• [Required task] Look for "ИНТЕРЕС" in each line of the entries, and return the matching lines.

• [Data for this exercise]
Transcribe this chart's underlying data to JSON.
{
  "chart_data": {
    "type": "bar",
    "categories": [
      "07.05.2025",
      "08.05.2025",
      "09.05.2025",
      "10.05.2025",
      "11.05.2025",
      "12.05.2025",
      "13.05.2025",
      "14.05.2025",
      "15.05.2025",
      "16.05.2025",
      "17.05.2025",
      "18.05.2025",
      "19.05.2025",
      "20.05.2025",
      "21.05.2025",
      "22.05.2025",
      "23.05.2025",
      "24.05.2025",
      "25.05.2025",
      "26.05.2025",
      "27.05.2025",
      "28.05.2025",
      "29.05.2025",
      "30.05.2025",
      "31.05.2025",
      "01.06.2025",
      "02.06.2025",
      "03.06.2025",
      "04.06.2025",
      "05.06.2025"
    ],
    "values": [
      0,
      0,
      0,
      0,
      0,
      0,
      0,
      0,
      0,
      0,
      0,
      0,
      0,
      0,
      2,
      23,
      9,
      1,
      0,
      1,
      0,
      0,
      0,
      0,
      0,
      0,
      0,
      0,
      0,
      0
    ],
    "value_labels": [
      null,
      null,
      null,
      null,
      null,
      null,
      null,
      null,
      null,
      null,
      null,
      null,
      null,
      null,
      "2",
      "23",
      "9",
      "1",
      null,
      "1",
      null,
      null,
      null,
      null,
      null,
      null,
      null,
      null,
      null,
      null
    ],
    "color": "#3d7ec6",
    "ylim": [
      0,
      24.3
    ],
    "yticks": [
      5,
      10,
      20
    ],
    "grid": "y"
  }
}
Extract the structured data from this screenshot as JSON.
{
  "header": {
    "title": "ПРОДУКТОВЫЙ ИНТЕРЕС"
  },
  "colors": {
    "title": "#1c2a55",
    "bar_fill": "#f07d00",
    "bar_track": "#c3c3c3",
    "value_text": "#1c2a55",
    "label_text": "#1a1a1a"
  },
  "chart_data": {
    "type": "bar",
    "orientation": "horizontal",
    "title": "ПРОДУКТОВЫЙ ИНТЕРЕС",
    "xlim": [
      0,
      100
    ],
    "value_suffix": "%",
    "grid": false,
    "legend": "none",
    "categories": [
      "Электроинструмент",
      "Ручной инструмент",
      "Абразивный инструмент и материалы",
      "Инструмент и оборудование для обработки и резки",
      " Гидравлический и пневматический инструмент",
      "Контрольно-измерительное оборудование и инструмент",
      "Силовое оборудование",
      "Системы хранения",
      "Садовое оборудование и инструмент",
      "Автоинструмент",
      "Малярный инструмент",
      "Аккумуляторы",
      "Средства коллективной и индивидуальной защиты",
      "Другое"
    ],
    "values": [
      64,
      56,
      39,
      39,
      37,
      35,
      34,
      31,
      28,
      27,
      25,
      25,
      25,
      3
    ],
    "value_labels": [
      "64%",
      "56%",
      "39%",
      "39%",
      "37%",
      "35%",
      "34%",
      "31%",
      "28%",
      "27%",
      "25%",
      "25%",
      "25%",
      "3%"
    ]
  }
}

• [Reply to the exercise]
    "title": "ПРОДУКТОВЫЙ ИНТЕРЕС"
    "title": "ПРОДУКТОВЫЙ ИНТЕРЕС",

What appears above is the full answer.